Some records:
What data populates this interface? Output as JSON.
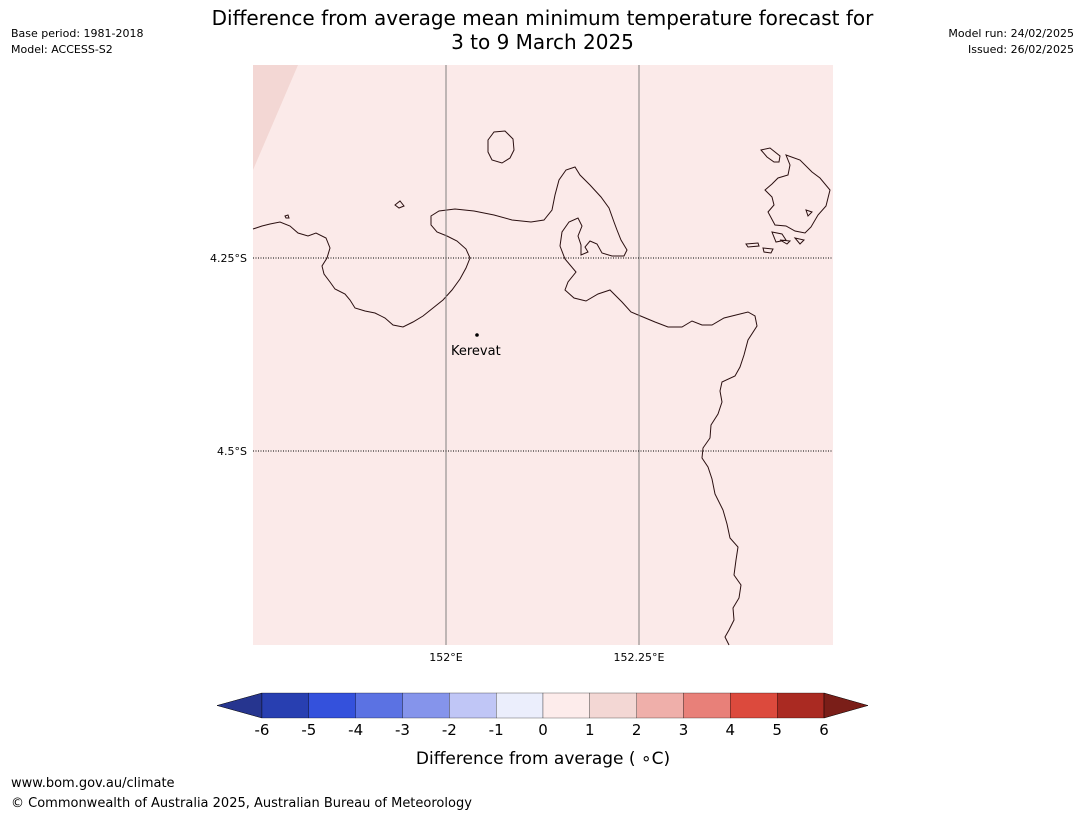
{
  "header": {
    "title_line1": "Difference from average mean minimum temperature forecast for",
    "title_line2": "3 to 9 March 2025",
    "base_period": "Base period: 1981-2018",
    "model": "Model: ACCESS-S2",
    "model_run": "Model run: 24/02/2025",
    "issued": "Issued: 26/02/2025"
  },
  "map": {
    "fill_color": "#fbeae9",
    "corner_fill_color": "#f3d7d4",
    "coast_color": "#2a0f10",
    "place": {
      "name": "Kerevat"
    },
    "lat_labels": [
      "4.25°S",
      "4.5°S"
    ],
    "lon_labels": [
      "152°E",
      "152.25°E"
    ]
  },
  "legend": {
    "label": "Difference from average ( ∘C)",
    "ticks": [
      "-6",
      "-5",
      "-4",
      "-3",
      "-2",
      "-1",
      "0",
      "1",
      "2",
      "3",
      "4",
      "5",
      "6"
    ],
    "colors": [
      "#26358f",
      "#283fb1",
      "#3451dc",
      "#5b72e3",
      "#8594eb",
      "#c0c6f6",
      "#ebeefc",
      "#fdeceb",
      "#f3d7d4",
      "#efafaa",
      "#e88079",
      "#dc4a3d",
      "#aa2a22",
      "#7a1e18"
    ]
  },
  "footer": {
    "url": "www.bom.gov.au/climate",
    "copyright": "© Commonwealth of Australia 2025, Australian Bureau of Meteorology"
  }
}
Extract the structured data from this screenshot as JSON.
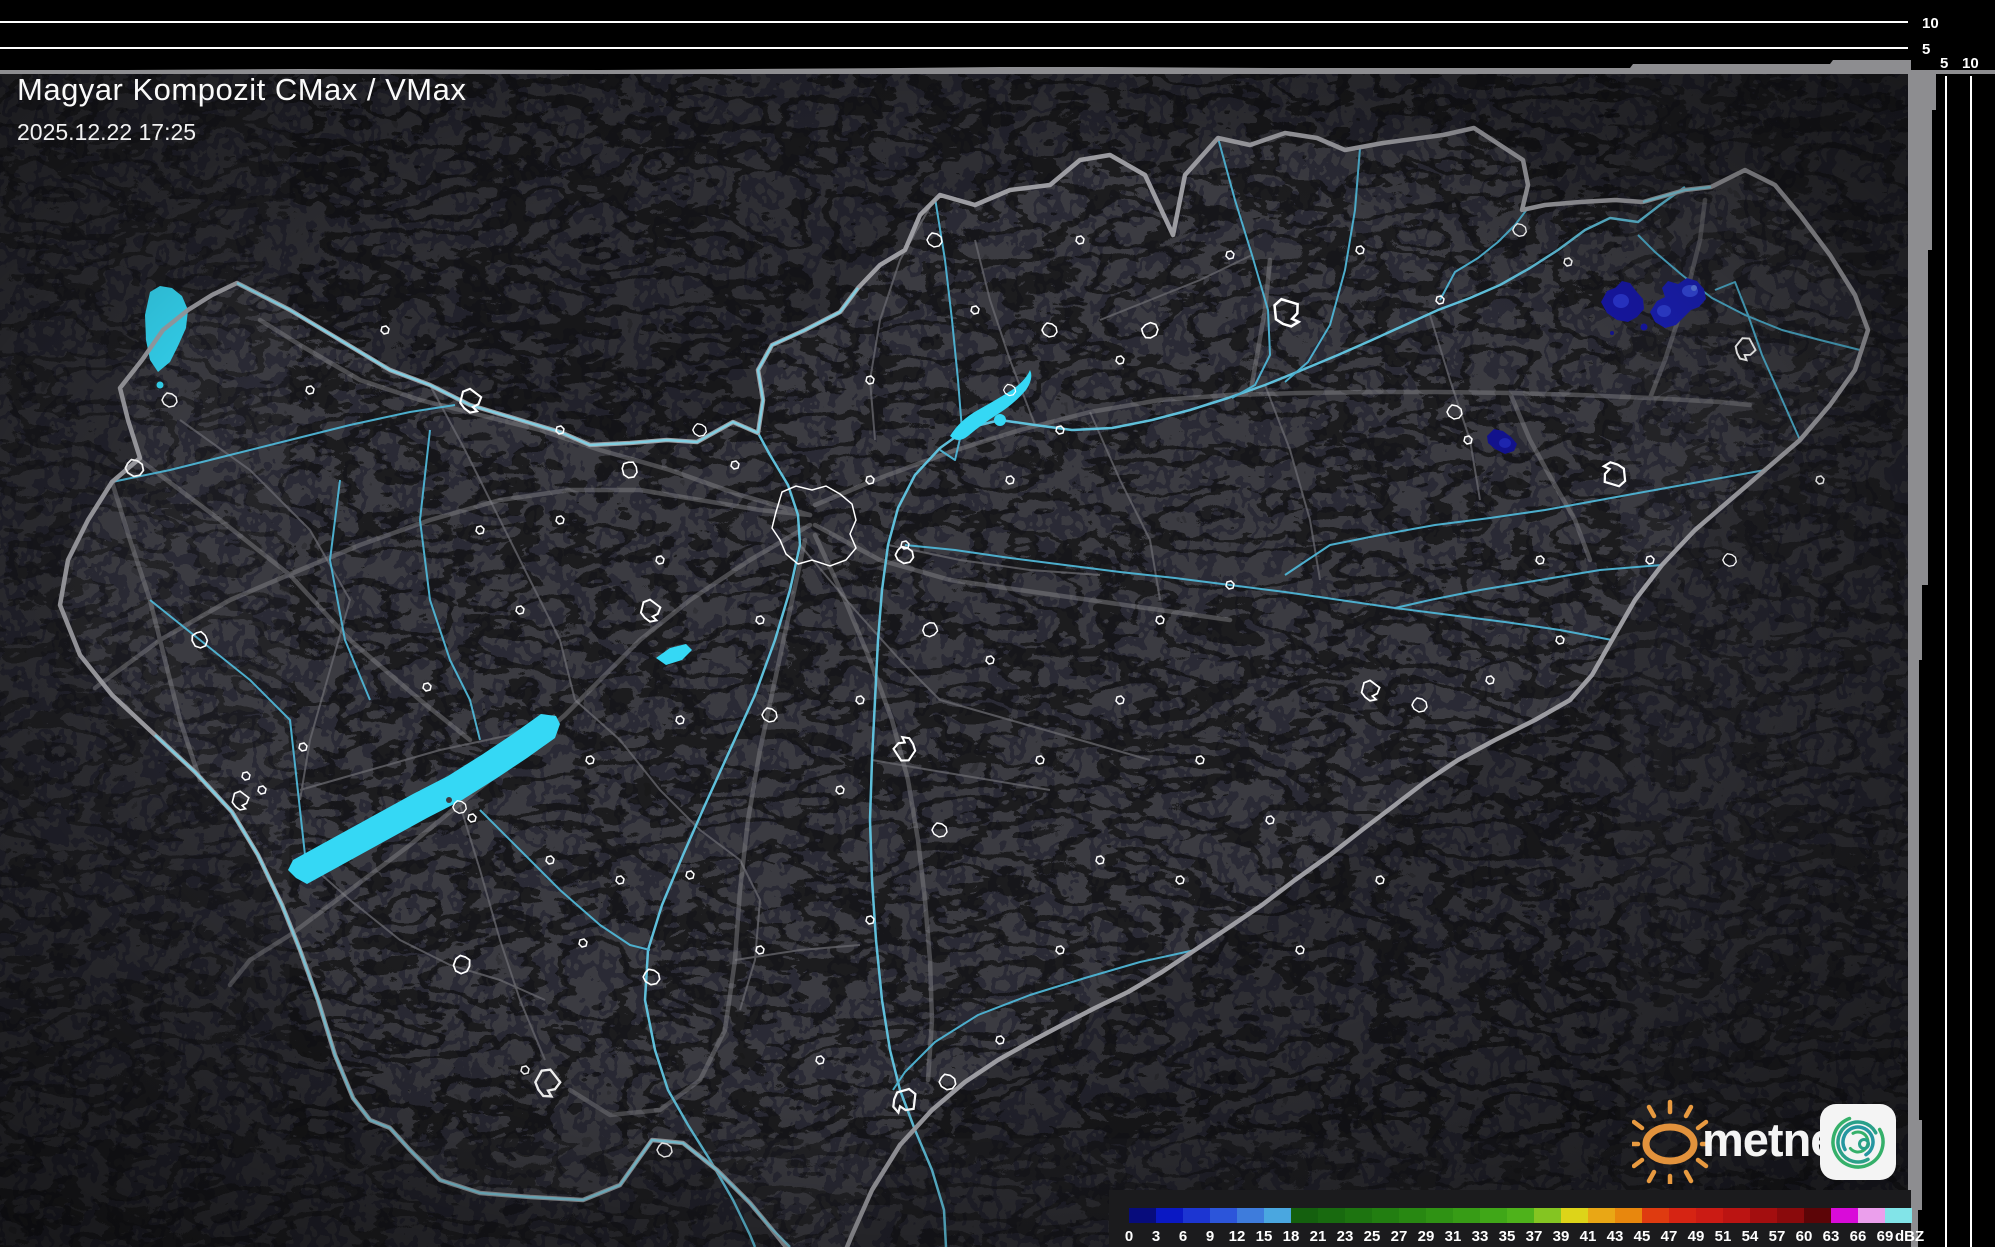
{
  "header": {
    "title": "Magyar Kompozit CMax / VMax",
    "datetime": "2025.12.22 17:25"
  },
  "branding": {
    "name": "metnet",
    "sun_icon": "sun-icon",
    "cyclone_icon": "cyclone-spiral-icon"
  },
  "side_axes": {
    "top": {
      "labels": [
        "10",
        "5"
      ]
    },
    "right": {
      "labels": [
        "5",
        "10"
      ]
    }
  },
  "scale": {
    "unit": "dBZ",
    "stops": [
      {
        "label": "0",
        "color": "#070c7c"
      },
      {
        "label": "3",
        "color": "#0a18c4"
      },
      {
        "label": "6",
        "color": "#1c35d2"
      },
      {
        "label": "9",
        "color": "#2c55da"
      },
      {
        "label": "12",
        "color": "#3e7cdc"
      },
      {
        "label": "15",
        "color": "#4aa7e0"
      },
      {
        "label": "18",
        "color": "#14600e"
      },
      {
        "label": "21",
        "color": "#186a0f"
      },
      {
        "label": "23",
        "color": "#1d7410"
      },
      {
        "label": "25",
        "color": "#227e11"
      },
      {
        "label": "27",
        "color": "#288812"
      },
      {
        "label": "29",
        "color": "#2f9214"
      },
      {
        "label": "31",
        "color": "#379c16"
      },
      {
        "label": "33",
        "color": "#40a718"
      },
      {
        "label": "35",
        "color": "#4eb21b"
      },
      {
        "label": "37",
        "color": "#84c522"
      },
      {
        "label": "39",
        "color": "#ddd419"
      },
      {
        "label": "41",
        "color": "#e9a715"
      },
      {
        "label": "43",
        "color": "#e8870d"
      },
      {
        "label": "45",
        "color": "#df3b10"
      },
      {
        "label": "47",
        "color": "#d62413"
      },
      {
        "label": "49",
        "color": "#cb1b14"
      },
      {
        "label": "51",
        "color": "#bb1412"
      },
      {
        "label": "54",
        "color": "#a30e0f"
      },
      {
        "label": "57",
        "color": "#8a0a0c"
      },
      {
        "label": "60",
        "color": "#5c0507"
      },
      {
        "label": "63",
        "color": "#d90bd9"
      },
      {
        "label": "66",
        "color": "#eb9fec"
      },
      {
        "label": "69",
        "color": "#82e4e8"
      }
    ]
  },
  "colors": {
    "background_outside": "#2e2e33",
    "country_fill": "#3b3b41",
    "country_border": "#a2a2a8",
    "river": "#4fb6d6",
    "lake": "#35d8f5",
    "road": "#8a8a8e",
    "city_outline": "#ffffff",
    "panel_black": "#000000",
    "profile_gray": "#8d8d90",
    "echo_dark_blue": "#1717a6",
    "echo_bright_blue": "#3448dd"
  }
}
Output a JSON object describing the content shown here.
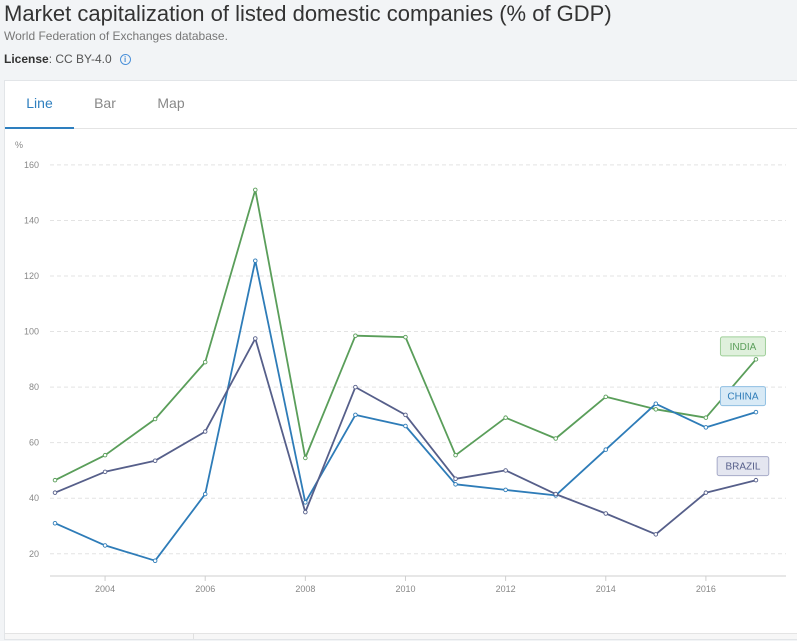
{
  "header": {
    "title": "Market capitalization of listed domestic companies (% of GDP)",
    "source": "World Federation of Exchanges database.",
    "license_label": "License",
    "license_value": " : CC BY-4.0 "
  },
  "tabs": [
    {
      "label": "Line",
      "active": true
    },
    {
      "label": "Bar",
      "active": false
    },
    {
      "label": "Map",
      "active": false
    }
  ],
  "chart_data": {
    "type": "line",
    "ylabel": "%",
    "xlabel": "",
    "ylim": [
      12,
      165
    ],
    "xlim": [
      2002.9,
      2017.6
    ],
    "y_ticks": [
      20,
      40,
      60,
      80,
      100,
      120,
      140,
      160
    ],
    "x_ticks": [
      2004,
      2006,
      2008,
      2010,
      2012,
      2014,
      2016
    ],
    "grid": "horizontal dashed",
    "x": [
      2003,
      2004,
      2005,
      2006,
      2007,
      2008,
      2009,
      2010,
      2011,
      2012,
      2013,
      2014,
      2015,
      2016,
      2017
    ],
    "series": [
      {
        "name": "INDIA",
        "color": "#5a9e5a",
        "label_bg": "#dff0dc",
        "label_border": "#9fcf99",
        "values": [
          46.5,
          55.5,
          68.5,
          89,
          151,
          54.5,
          98.5,
          98,
          55.5,
          69,
          61.5,
          76.5,
          72,
          69,
          90
        ]
      },
      {
        "name": "CHINA",
        "color": "#2e7cb8",
        "label_bg": "#d8eaf6",
        "label_border": "#8fbfe2",
        "values": [
          31,
          23,
          17.5,
          41.5,
          125.5,
          38.5,
          70,
          66,
          45,
          43,
          41,
          57.5,
          74,
          65.5,
          71
        ]
      },
      {
        "name": "BRAZIL",
        "color": "#565f8a",
        "label_bg": "#e4e6f0",
        "label_border": "#a6aac8",
        "values": [
          42,
          49.5,
          53.5,
          64,
          97.5,
          35,
          80,
          70,
          47,
          50,
          41.5,
          34.5,
          27,
          42,
          46.5
        ]
      }
    ]
  }
}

WHAT NEEDS TO BE DONE => Among the lines of the data above, determine how many contain the word "icon". Report the number alone.

RESPONSE TO THE EXERCISE => 2